Task instructions
Every line that holds the string "from" is to be identified and copied.

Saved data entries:
<<<<
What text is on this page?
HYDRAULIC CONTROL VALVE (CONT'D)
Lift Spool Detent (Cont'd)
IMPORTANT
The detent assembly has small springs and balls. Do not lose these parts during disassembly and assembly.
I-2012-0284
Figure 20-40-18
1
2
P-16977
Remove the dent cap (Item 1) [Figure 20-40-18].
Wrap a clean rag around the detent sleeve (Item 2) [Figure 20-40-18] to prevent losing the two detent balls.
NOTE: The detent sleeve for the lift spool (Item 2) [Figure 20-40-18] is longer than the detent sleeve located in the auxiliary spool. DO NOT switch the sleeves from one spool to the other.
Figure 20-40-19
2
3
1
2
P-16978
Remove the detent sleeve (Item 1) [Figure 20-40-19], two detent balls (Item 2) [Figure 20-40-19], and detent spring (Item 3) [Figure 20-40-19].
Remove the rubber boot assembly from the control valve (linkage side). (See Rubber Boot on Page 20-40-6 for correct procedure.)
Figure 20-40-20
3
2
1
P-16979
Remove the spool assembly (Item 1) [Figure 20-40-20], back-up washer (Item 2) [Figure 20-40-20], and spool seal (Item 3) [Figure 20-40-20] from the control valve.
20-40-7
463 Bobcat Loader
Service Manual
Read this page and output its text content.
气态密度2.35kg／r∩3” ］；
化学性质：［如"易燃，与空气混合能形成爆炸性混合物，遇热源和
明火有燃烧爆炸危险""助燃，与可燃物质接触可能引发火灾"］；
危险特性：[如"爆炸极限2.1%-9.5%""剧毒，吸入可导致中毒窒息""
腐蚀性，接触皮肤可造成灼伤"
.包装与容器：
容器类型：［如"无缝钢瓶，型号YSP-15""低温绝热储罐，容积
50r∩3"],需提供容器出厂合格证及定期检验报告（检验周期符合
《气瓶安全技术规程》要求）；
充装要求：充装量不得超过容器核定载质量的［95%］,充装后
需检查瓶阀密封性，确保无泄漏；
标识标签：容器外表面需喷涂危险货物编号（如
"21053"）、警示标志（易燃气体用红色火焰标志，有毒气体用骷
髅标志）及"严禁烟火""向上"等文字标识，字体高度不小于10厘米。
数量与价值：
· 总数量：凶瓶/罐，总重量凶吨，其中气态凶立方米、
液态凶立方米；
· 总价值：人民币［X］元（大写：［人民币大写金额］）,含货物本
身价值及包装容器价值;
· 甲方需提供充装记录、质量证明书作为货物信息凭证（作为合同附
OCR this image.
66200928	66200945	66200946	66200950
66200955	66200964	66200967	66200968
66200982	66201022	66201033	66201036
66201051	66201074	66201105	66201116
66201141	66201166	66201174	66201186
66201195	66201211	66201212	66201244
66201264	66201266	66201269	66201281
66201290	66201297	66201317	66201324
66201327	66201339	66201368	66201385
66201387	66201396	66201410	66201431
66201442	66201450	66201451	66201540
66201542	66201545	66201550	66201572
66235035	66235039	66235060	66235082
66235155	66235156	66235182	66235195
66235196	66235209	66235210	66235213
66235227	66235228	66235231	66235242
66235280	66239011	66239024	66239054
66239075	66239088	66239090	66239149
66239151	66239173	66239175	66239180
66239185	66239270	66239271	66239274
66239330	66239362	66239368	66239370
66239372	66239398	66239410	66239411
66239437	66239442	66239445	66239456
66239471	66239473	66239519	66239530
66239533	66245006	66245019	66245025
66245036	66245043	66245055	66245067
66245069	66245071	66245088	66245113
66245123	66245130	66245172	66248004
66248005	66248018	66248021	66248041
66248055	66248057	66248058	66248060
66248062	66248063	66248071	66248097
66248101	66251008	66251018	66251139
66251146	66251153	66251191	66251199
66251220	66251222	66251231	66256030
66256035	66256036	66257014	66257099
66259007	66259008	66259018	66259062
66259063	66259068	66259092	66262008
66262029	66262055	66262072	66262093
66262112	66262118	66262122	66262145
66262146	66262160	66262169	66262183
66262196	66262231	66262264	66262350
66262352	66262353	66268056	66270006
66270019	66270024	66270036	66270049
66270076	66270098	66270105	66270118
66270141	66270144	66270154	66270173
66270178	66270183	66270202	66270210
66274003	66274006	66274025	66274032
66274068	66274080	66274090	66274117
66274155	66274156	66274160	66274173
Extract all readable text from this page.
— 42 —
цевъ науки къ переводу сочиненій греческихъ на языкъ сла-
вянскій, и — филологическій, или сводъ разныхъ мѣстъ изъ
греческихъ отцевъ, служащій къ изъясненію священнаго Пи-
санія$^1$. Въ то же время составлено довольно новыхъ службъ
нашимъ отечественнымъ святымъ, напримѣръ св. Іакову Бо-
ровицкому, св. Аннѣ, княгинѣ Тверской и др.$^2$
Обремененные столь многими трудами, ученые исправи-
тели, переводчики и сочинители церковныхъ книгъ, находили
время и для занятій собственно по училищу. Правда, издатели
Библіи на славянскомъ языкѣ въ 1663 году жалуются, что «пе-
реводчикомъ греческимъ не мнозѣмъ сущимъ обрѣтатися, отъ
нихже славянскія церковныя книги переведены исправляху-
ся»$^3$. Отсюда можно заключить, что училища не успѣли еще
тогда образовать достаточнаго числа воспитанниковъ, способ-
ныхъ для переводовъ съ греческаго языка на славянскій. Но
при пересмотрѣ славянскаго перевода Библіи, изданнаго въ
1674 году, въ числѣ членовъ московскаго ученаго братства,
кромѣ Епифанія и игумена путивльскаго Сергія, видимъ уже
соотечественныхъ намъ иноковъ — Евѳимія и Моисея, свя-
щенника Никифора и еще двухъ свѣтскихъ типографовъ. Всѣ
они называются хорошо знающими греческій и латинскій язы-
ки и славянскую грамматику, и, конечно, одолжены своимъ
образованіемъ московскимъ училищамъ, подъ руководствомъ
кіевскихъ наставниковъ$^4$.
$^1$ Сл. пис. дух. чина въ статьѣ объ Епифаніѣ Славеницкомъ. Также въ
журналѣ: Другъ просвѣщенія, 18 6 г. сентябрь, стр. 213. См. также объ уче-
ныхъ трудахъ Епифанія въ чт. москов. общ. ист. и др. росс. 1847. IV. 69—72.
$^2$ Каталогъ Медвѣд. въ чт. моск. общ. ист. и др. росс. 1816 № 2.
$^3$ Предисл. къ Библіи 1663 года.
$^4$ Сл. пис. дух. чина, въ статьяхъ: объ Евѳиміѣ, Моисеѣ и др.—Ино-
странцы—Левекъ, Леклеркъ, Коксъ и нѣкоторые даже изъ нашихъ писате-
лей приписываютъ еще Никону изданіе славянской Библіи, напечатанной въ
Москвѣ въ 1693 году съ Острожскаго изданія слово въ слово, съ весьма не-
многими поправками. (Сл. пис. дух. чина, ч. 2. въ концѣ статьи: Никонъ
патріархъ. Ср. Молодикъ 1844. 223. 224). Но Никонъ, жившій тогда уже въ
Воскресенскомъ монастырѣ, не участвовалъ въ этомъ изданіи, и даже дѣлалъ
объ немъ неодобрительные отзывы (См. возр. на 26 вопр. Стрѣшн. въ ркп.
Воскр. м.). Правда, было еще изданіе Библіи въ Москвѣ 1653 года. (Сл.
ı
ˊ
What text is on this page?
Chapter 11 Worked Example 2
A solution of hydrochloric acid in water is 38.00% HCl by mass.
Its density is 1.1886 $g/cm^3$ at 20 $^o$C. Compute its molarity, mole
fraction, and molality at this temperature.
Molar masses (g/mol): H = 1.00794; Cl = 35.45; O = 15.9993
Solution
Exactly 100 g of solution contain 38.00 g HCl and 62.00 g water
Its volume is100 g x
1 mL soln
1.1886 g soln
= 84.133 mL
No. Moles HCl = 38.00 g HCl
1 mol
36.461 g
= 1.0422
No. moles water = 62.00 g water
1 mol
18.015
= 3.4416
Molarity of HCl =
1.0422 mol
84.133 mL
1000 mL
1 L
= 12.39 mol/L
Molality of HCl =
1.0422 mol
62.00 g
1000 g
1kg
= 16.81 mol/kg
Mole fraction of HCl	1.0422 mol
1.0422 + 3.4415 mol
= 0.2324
>>>>
Solution to this problem
NOTE: The detent sleeve for the lift spool (Item 2) [Figure 20-40-18] is longer than the detent sleeve located in the auxiliary spool. DO NOT switch the sleeves from one spool to the other.
Remove the rubber boot assembly from the control valve (linkage side). (See Rubber Boot on Page 20-40-6 for correct procedure.)
Remove the spool assembly (Item 1) [Figure 20-40-20], back-up washer (Item 2) [Figure 20-40-20], and spool seal (Item 3) [Figure 20-40-20] from the control valve.
Extract all readable text from this page.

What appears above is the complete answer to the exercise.